━━━━━ DATA EXTRACT

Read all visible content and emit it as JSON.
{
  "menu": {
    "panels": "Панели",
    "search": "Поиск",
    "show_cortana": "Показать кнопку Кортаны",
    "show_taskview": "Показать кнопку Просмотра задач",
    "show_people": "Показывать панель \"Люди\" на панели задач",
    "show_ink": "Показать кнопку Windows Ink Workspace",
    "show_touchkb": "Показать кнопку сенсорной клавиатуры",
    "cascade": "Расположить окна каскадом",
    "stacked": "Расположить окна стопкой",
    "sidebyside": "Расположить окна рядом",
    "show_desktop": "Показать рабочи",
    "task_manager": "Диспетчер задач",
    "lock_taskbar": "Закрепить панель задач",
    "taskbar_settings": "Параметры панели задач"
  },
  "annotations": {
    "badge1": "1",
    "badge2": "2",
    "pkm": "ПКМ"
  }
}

━━━━━━━━━━

◆ **AIM OF THE EXERCISE**: Extract the full listing above without alteration.

◆ **COMPLETED EXERCISE**:
Read all visible content and emit it as JSON.
{
  "menu": {
    "panels": "Панели",
    "search": "Поиск",
    "show_cortana": "Показать кнопку Кортаны",
    "show_taskview": "Показать кнопку Просмотра задач",
    "show_people": "Показывать панель \"Люди\" на панели задач",
    "show_ink": "Показать кнопку Windows Ink Workspace",
    "show_touchkb": "Показать кнопку сенсорной клавиатуры",
    "cascade": "Расположить окна каскадом",
    "stacked": "Расположить окна стопкой",
    "sidebyside": "Расположить окна рядом",
    "show_desktop": "Показать рабочи",
    "task_manager": "Диспетчер задач",
    "lock_taskbar": "Закрепить панель задач",
    "taskbar_settings": "Параметры панели задач"
  },
  "annotations": {
    "badge1": "1",
    "badge2": "2",
    "pkm": "ПКМ"
  }
}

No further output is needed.